» **What to do**
Single out each line with the word "seismic" and copy it.
## Start
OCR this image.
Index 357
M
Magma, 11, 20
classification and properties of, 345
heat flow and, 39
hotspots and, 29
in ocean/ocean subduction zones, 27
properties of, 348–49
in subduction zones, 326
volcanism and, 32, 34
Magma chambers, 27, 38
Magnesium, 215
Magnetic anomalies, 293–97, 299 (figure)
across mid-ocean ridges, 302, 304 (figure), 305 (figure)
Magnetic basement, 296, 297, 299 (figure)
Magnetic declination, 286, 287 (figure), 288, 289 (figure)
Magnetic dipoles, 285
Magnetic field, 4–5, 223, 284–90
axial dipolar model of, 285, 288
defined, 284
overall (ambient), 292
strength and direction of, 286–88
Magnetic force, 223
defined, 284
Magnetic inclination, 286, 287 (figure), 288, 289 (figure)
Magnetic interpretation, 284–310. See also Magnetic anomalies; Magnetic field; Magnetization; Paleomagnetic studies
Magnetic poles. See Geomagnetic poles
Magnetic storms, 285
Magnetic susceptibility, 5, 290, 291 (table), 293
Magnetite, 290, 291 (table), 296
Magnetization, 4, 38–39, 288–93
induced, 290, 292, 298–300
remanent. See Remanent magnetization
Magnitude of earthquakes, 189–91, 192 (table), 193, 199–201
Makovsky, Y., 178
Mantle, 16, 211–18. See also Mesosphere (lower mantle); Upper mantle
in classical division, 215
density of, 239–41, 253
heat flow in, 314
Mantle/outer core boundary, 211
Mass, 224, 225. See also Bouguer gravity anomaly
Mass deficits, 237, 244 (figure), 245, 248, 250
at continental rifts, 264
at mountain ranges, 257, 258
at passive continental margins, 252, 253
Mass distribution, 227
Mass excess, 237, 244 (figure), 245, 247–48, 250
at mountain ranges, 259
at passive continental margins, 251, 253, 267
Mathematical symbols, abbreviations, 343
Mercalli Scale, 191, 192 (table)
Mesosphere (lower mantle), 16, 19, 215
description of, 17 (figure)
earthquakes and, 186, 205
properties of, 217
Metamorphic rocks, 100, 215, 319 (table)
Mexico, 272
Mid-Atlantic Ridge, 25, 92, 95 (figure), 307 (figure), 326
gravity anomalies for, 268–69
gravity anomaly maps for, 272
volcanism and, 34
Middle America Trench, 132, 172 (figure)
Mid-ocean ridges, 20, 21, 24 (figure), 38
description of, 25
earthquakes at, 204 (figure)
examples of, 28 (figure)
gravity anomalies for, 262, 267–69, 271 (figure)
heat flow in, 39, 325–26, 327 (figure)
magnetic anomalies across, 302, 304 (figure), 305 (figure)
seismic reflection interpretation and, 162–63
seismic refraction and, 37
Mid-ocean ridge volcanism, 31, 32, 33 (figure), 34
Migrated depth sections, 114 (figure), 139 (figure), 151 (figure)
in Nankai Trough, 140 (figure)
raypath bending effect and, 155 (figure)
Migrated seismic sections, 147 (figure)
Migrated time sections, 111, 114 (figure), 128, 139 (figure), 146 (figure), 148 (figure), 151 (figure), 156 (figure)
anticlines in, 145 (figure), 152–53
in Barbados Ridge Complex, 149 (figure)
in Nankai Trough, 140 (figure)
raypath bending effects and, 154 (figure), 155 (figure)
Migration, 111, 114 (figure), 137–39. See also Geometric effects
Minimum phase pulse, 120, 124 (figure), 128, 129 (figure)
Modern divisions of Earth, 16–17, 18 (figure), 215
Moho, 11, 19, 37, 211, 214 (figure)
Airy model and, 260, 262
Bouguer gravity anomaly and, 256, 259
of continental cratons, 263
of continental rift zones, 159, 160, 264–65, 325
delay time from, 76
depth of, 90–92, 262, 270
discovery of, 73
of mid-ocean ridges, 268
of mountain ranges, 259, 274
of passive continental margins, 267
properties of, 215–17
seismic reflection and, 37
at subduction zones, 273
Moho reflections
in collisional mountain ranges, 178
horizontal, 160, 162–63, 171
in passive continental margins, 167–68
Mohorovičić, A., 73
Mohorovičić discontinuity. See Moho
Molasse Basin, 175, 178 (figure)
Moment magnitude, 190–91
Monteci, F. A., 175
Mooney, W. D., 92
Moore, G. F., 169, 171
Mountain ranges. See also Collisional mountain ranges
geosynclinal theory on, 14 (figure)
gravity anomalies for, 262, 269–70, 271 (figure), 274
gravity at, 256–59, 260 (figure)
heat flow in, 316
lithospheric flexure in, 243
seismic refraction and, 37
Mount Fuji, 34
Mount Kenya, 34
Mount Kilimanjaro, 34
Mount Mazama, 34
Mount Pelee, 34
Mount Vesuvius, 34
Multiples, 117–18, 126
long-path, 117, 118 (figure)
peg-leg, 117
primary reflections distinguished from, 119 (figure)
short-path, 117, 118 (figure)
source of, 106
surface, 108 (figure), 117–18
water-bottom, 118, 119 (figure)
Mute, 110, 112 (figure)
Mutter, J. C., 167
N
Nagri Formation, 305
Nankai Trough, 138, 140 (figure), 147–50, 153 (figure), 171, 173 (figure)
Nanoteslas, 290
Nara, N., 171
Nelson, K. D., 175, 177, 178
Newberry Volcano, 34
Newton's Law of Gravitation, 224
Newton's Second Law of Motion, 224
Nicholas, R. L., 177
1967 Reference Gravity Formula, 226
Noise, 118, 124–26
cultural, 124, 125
## End
» **Correct result**
seismic reflection interpretation and, 162–63
seismic refraction and, 37
Migrated seismic sections, 147 (figure)
seismic reflection and, 37
seismic refraction and, 37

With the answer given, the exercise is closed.